Using the listing below, please gather every line containing the word "times".

━━━━━━━━━━━━━━━━━━━━━━━━━━━━━━

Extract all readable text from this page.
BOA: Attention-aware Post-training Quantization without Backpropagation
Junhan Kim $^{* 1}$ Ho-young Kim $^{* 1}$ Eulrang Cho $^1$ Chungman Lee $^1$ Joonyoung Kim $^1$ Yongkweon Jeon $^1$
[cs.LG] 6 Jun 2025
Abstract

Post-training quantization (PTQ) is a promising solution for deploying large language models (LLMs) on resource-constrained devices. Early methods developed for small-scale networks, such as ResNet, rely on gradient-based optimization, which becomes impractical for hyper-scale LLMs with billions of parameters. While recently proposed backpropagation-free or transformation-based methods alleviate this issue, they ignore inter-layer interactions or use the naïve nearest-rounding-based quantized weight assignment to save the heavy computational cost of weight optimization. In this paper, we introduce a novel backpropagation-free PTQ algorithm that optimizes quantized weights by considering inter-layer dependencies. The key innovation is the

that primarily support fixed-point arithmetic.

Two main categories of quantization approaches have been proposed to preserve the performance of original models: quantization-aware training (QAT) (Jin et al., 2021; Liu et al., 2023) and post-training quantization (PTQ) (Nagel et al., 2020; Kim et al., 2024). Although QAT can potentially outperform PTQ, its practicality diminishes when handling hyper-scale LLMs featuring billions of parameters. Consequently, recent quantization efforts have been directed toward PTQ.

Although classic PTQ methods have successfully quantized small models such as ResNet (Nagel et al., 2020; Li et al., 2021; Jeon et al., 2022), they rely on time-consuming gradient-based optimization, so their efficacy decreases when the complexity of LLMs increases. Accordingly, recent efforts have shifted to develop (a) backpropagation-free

━━━━━━━━━━━━━━━━━━━━━━━━━━━━━━

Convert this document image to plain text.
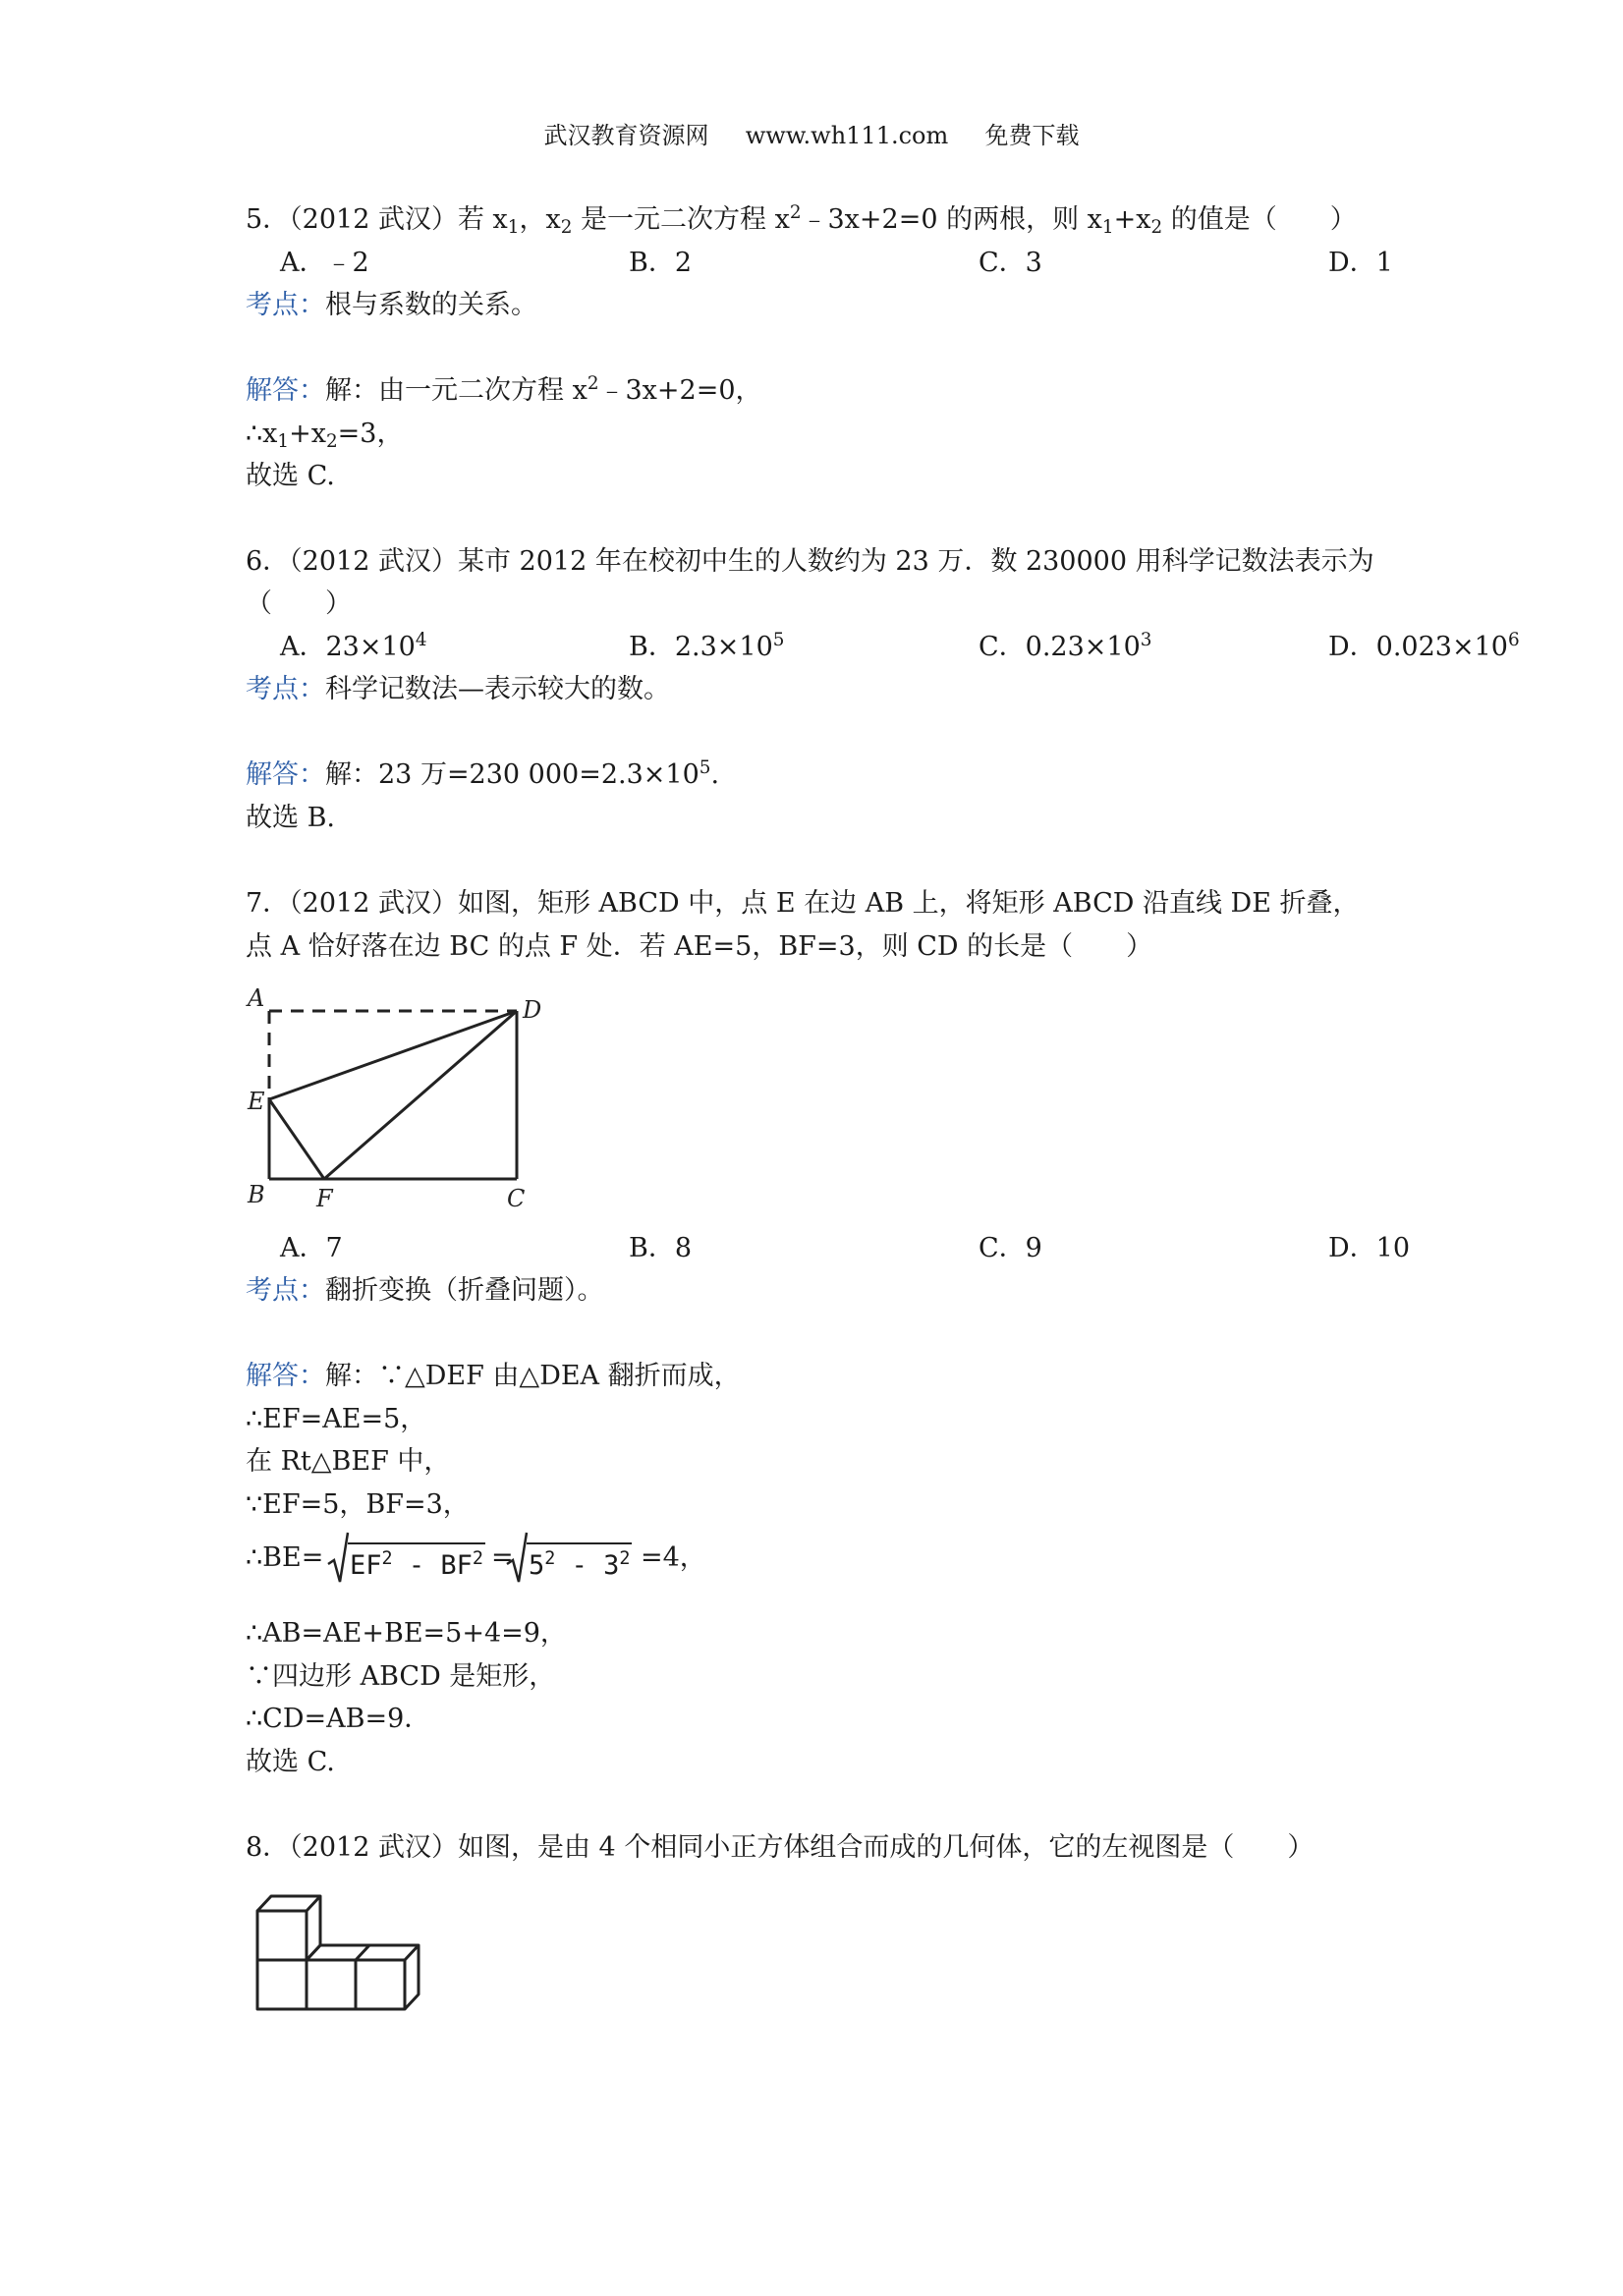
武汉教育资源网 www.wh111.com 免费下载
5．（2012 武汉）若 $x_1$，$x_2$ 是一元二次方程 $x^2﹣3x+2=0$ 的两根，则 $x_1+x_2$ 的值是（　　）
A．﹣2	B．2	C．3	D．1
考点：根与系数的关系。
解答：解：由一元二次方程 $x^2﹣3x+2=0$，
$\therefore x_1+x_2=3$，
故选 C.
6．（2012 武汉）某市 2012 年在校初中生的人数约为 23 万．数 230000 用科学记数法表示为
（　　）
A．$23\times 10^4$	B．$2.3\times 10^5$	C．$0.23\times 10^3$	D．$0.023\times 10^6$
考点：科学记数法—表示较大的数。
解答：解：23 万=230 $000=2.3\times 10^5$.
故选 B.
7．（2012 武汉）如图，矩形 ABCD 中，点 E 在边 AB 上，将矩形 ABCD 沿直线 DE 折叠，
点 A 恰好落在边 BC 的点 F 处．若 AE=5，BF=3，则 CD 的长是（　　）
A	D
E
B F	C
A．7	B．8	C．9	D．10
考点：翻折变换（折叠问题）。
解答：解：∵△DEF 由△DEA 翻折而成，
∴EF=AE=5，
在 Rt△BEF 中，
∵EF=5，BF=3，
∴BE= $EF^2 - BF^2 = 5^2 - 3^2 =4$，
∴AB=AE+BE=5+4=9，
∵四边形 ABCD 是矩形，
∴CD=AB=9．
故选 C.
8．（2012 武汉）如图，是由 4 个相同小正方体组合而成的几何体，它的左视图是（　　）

━━━━━━━━━━━━━━━━━━━━━━━━━━━━━━

● **Problem solution**
A．$23\times 10^4$	B．$2.3\times 10^5$	C．$0.23\times 10^3$	D．$0.023\times 10^6$
解答：解：23 万=230 $000=2.3\times 10^5$.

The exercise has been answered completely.